_Description of the task_:
Using the records below, report how many lines hold "DEMAND", with no extra text.

-- Data supplied start --

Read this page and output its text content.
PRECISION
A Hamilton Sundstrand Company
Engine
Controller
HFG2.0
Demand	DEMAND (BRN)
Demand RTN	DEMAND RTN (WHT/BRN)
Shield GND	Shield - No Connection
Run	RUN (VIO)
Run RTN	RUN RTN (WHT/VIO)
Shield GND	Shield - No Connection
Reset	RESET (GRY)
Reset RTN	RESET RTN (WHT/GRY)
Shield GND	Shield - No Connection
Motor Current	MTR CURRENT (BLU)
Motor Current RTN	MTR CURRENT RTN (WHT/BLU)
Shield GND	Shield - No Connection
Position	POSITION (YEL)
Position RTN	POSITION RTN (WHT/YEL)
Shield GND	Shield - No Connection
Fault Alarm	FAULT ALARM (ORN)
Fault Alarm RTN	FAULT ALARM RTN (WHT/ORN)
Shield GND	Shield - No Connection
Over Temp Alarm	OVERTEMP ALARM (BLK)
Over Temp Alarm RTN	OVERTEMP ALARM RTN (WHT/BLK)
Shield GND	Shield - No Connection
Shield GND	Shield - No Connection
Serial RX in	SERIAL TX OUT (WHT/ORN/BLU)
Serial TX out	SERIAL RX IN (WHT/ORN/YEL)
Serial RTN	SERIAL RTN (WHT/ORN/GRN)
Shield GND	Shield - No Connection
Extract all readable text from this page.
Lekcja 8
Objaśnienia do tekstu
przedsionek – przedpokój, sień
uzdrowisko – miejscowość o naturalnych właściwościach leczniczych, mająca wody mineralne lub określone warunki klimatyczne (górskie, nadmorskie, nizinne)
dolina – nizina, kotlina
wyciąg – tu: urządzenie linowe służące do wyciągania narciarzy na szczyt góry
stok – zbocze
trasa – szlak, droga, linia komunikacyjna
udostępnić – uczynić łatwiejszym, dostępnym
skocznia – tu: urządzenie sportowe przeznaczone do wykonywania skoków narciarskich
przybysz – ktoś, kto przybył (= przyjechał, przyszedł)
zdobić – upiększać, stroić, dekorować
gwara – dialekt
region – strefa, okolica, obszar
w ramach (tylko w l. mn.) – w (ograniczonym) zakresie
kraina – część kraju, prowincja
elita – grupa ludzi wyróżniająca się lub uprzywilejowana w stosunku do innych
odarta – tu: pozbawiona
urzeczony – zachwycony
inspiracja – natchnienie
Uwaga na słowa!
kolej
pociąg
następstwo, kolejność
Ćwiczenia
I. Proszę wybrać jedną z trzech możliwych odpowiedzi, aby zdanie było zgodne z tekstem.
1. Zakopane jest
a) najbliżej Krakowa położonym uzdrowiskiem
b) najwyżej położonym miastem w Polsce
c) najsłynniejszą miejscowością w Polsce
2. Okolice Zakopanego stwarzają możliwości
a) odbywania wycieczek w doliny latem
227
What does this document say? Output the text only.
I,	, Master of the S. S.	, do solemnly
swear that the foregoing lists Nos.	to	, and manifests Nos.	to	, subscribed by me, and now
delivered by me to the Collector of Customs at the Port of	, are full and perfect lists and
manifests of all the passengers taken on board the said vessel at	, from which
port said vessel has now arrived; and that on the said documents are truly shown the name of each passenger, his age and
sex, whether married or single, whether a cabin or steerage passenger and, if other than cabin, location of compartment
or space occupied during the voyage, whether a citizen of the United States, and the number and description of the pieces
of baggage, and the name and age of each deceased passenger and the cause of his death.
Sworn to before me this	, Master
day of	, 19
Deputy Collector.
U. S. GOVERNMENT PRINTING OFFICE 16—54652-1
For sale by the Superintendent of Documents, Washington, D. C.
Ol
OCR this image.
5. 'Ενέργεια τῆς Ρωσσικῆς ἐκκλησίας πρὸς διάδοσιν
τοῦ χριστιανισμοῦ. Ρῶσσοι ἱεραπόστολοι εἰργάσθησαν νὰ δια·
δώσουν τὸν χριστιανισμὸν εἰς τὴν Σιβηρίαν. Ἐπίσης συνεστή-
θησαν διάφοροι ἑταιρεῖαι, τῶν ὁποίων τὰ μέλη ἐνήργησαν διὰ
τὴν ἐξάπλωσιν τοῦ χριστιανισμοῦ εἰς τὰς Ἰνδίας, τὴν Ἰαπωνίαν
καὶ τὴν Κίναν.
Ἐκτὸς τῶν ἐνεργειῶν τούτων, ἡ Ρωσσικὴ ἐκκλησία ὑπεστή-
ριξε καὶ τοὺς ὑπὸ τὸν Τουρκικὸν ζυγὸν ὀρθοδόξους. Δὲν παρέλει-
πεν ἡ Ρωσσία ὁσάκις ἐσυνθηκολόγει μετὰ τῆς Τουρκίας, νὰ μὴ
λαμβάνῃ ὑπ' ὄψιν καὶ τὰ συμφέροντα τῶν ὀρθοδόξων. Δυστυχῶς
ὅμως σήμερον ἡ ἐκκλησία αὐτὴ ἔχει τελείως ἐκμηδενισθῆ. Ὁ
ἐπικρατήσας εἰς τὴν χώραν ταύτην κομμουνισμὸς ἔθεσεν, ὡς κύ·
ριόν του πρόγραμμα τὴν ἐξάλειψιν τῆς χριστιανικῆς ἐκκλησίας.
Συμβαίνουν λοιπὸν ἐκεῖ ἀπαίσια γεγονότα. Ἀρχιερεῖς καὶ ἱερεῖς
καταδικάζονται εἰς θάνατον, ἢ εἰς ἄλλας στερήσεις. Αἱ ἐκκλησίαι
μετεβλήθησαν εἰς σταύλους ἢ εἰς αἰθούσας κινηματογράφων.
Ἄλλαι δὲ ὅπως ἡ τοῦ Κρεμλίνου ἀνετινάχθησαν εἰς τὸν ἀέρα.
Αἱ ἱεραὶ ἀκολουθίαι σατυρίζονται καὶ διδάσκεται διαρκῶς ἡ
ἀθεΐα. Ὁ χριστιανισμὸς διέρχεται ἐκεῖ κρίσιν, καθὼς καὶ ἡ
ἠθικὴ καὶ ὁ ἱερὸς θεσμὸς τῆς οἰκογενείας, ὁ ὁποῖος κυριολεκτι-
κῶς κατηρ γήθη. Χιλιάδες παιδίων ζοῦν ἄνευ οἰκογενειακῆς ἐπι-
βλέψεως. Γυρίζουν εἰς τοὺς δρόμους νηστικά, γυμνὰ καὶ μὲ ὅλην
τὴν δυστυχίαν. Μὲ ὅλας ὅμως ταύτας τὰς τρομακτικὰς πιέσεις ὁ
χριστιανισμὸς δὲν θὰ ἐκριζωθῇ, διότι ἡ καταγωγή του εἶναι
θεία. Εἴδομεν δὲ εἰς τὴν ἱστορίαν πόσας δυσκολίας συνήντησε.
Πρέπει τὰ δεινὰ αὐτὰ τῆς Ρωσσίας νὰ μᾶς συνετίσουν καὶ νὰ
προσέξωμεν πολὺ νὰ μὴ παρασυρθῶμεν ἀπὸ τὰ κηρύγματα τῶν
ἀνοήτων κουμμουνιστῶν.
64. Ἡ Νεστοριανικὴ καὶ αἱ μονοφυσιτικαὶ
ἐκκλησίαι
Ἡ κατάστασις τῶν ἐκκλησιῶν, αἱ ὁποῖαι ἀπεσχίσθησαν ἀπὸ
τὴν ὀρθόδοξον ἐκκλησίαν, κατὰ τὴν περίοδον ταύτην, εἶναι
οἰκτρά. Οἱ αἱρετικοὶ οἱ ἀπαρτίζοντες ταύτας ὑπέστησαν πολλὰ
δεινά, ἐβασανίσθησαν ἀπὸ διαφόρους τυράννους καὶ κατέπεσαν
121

-- Data supplied end --

_Problem solution_:
2